— Start of AVAILABLE DATA —

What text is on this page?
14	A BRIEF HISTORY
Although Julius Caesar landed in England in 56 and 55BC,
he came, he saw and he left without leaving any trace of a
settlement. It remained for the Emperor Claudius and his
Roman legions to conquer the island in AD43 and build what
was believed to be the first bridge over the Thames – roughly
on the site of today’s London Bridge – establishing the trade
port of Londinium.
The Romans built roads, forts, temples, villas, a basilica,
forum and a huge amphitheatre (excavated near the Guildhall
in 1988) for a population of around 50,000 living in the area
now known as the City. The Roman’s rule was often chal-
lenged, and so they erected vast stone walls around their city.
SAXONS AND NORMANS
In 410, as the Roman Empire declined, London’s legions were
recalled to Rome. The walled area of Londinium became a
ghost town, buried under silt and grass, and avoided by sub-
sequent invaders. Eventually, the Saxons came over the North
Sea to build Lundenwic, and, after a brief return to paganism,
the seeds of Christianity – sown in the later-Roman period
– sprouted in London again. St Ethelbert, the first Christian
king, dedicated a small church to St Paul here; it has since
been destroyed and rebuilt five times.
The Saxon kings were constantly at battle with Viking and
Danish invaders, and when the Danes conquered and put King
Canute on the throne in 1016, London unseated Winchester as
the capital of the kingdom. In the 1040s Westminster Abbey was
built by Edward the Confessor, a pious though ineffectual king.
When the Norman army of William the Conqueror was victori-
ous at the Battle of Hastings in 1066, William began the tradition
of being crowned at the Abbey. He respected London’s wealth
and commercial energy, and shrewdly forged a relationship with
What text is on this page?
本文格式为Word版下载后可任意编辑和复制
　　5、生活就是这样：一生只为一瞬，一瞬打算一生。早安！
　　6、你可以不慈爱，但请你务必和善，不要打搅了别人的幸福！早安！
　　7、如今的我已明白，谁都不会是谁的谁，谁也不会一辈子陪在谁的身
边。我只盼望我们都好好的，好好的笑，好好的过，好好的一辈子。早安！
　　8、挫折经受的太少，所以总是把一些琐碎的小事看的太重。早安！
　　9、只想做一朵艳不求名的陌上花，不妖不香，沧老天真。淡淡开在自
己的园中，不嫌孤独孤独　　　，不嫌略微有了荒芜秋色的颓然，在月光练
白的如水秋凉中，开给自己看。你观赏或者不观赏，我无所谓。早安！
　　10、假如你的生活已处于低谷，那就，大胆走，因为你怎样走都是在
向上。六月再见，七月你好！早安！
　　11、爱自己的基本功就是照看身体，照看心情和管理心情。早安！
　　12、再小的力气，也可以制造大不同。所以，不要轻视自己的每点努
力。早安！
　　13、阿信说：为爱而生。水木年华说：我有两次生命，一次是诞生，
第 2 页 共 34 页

— End of AVAILABLE DATA —

▸ SET PROBLEM
Transcribe the data above in full, exactly.

▸ RESPONSE
What text is on this page?
14	A BRIEF HISTORY
Although Julius Caesar landed in England in 56 and 55BC,
he came, he saw and he left without leaving any trace of a
settlement. It remained for the Emperor Claudius and his
Roman legions to conquer the island in AD43 and build what
was believed to be the first bridge over the Thames – roughly
on the site of today’s London Bridge – establishing the trade
port of Londinium.
The Romans built roads, forts, temples, villas, a basilica,
forum and a huge amphitheatre (excavated near the Guildhall
in 1988) for a population of around 50,000 living in the area
now known as the City. The Roman’s rule was often chal-
lenged, and so they erected vast stone walls around their city.
SAXONS AND NORMANS
In 410, as the Roman Empire declined, London’s legions were
recalled to Rome. The walled area of Londinium became a
ghost town, buried under silt and grass, and avoided by sub-
sequent invaders. Eventually, the Saxons came over the North
Sea to build Lundenwic, and, after a brief return to paganism,
the seeds of Christianity – sown in the later-Roman period
– sprouted in London again. St Ethelbert, the first Christian
king, dedicated a small church to St Paul here; it has since
been destroyed and rebuilt five times.
The Saxon kings were constantly at battle with Viking and
Danish invaders, and when the Danes conquered and put King
Canute on the throne in 1016, London unseated Winchester as
the capital of the kingdom. In the 1040s Westminster Abbey was
built by Edward the Confessor, a pious though ineffectual king.
When the Norman army of William the Conqueror was victori-
ous at the Battle of Hastings in 1066, William began the tradition
of being crowned at the Abbey. He respected London’s wealth
and commercial energy, and shrewdly forged a relationship with
What text is on this page?
本文格式为Word版下载后可任意编辑和复制
　　5、生活就是这样：一生只为一瞬，一瞬打算一生。早安！
　　6、你可以不慈爱，但请你务必和善，不要打搅了别人的幸福！早安！
　　7、如今的我已明白，谁都不会是谁的谁，谁也不会一辈子陪在谁的身
边。我只盼望我们都好好的，好好的笑，好好的过，好好的一辈子。早安！
　　8、挫折经受的太少，所以总是把一些琐碎的小事看的太重。早安！
　　9、只想做一朵艳不求名的陌上花，不妖不香，沧老天真。淡淡开在自
己的园中，不嫌孤独孤独　　　，不嫌略微有了荒芜秋色的颓然，在月光练
白的如水秋凉中，开给自己看。你观赏或者不观赏，我无所谓。早安！
　　10、假如你的生活已处于低谷，那就，大胆走，因为你怎样走都是在
向上。六月再见，七月你好！早安！
　　11、爱自己的基本功就是照看身体，照看心情和管理心情。早安！
　　12、再小的力气，也可以制造大不同。所以，不要轻视自己的每点努
力。早安！
　　13、阿信说：为爱而生。水木年华说：我有两次生命，一次是诞生，
第 2 页 共 34 页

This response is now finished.